• [TASK DETAILS]
Find every line in the records that holds the string "الفعل". Copy each one.

• [RECORDS FOR THE TASK]
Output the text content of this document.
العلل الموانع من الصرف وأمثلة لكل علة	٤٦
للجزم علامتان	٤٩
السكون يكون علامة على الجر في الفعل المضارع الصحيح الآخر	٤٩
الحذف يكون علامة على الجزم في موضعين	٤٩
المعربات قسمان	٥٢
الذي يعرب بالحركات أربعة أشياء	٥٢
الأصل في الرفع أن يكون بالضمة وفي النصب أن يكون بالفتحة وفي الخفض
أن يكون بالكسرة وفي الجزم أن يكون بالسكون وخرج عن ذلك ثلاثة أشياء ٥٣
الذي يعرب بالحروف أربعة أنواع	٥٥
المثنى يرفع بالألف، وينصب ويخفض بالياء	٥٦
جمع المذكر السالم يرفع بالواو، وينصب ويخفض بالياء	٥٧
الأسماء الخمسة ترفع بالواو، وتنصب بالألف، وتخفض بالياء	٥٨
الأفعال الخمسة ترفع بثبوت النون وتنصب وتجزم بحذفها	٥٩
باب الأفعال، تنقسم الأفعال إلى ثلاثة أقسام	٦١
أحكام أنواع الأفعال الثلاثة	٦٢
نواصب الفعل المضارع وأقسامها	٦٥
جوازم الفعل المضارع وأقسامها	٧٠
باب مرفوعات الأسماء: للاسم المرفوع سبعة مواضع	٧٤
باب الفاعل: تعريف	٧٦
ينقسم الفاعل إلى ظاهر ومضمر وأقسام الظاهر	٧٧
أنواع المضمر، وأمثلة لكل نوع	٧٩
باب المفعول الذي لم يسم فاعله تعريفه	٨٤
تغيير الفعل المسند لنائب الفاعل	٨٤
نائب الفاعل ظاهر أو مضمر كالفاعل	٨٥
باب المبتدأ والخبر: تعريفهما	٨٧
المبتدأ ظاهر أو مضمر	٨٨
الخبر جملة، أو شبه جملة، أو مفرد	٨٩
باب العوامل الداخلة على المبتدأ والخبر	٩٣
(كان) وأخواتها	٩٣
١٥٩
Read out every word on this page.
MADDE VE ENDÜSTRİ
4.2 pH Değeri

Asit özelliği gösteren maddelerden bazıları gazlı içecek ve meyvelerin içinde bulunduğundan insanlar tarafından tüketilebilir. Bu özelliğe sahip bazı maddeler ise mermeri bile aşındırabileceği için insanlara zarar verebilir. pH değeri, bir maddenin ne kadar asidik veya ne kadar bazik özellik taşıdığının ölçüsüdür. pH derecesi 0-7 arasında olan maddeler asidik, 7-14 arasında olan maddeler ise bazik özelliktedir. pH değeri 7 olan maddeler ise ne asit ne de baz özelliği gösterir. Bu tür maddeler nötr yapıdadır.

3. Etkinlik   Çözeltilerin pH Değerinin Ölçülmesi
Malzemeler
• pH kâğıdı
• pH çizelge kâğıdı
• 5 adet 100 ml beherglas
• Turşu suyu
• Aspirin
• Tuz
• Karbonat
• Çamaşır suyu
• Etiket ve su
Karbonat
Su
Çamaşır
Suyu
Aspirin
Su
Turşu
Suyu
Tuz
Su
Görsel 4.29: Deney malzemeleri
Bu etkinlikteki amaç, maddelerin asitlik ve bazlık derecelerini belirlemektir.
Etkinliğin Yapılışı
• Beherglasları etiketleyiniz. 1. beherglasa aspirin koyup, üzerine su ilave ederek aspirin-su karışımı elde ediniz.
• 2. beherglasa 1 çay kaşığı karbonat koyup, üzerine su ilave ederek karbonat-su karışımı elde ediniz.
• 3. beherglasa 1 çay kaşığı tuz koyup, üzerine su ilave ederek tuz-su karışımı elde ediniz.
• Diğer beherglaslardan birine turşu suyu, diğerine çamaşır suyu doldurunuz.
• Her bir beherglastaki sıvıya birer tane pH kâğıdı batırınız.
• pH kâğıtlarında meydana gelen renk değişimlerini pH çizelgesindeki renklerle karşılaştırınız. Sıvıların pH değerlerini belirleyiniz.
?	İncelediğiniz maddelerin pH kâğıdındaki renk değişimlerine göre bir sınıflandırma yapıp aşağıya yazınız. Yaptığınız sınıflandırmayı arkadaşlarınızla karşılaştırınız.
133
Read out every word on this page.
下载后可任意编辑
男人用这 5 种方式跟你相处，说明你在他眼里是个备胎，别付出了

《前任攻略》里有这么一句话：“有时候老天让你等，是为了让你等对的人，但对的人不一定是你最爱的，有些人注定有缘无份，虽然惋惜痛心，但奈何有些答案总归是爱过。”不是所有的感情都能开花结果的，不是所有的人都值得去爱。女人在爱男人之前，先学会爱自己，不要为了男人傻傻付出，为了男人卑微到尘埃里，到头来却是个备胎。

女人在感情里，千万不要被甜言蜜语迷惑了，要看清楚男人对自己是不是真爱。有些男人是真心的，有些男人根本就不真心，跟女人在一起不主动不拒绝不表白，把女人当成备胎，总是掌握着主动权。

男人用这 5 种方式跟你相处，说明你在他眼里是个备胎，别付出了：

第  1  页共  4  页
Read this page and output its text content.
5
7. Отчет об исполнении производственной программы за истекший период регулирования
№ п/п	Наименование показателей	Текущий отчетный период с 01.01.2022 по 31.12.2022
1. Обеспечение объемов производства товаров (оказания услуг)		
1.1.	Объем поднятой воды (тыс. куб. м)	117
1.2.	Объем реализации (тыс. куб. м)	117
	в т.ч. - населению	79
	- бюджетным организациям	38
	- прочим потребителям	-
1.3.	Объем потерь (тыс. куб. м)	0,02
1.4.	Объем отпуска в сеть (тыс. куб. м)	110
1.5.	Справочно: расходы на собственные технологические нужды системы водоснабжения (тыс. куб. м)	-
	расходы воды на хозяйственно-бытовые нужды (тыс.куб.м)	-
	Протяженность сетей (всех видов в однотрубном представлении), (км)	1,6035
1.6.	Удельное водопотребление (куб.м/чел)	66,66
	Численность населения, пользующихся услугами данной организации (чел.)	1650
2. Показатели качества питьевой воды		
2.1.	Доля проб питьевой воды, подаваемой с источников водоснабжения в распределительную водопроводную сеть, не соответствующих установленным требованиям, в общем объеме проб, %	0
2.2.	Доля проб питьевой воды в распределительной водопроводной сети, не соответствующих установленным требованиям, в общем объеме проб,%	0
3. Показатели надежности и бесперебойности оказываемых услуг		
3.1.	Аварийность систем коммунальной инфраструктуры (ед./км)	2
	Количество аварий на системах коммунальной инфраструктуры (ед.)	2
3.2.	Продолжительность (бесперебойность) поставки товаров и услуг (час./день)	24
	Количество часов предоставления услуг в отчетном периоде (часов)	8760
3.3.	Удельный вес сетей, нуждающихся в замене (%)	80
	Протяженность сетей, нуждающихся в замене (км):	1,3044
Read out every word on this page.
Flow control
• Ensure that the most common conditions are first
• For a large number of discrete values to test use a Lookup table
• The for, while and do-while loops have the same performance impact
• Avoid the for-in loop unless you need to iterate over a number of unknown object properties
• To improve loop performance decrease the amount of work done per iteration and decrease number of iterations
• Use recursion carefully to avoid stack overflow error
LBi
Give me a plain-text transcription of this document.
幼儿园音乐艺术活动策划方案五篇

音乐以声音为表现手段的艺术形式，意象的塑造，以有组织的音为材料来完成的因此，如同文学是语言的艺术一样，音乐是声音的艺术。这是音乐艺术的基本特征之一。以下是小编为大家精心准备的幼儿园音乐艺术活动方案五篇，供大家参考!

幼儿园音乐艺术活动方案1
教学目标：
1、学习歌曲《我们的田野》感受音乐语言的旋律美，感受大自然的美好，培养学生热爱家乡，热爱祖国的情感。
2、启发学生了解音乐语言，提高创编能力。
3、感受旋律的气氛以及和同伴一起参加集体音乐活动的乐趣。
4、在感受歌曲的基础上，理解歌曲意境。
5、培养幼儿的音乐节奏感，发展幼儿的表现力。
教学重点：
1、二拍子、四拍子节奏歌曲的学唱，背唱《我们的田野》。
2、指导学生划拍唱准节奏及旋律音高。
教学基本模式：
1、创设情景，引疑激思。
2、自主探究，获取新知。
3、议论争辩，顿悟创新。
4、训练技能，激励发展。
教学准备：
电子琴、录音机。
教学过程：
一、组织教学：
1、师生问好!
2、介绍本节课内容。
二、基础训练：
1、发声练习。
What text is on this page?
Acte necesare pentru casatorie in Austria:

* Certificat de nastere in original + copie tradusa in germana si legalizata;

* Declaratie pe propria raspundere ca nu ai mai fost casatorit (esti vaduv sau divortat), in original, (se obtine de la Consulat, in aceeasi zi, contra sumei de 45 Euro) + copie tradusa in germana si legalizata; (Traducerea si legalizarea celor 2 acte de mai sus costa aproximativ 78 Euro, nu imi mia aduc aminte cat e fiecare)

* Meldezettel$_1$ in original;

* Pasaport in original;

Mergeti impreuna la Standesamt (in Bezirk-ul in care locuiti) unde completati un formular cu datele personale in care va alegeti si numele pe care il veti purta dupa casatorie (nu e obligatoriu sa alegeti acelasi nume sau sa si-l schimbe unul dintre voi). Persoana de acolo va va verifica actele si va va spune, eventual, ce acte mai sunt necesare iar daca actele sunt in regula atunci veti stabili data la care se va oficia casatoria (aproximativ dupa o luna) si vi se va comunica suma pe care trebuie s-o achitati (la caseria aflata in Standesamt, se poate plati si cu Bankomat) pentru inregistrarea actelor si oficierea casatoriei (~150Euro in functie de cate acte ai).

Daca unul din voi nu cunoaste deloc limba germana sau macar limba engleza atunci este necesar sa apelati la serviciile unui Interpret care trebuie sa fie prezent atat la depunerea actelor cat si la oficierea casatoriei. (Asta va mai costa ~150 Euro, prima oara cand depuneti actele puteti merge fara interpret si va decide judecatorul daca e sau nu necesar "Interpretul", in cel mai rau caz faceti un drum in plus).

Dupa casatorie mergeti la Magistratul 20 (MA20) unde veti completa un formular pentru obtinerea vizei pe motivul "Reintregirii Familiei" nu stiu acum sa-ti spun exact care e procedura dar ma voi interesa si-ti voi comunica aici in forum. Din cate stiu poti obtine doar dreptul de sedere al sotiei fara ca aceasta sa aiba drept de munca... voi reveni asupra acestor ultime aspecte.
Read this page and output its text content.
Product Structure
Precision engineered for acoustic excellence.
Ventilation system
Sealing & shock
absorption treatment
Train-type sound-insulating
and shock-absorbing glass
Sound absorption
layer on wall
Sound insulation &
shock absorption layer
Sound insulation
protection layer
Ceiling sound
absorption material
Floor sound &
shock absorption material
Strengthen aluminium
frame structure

• [FINAL RESULT]
السكون يكون علامة على الجر في الفعل المضارع الصحيح الآخر	٤٩
نواصب الفعل المضارع وأقسامها	٦٥
جوازم الفعل المضارع وأقسامها	٧٠
تغيير الفعل المسند لنائب الفاعل	٨٤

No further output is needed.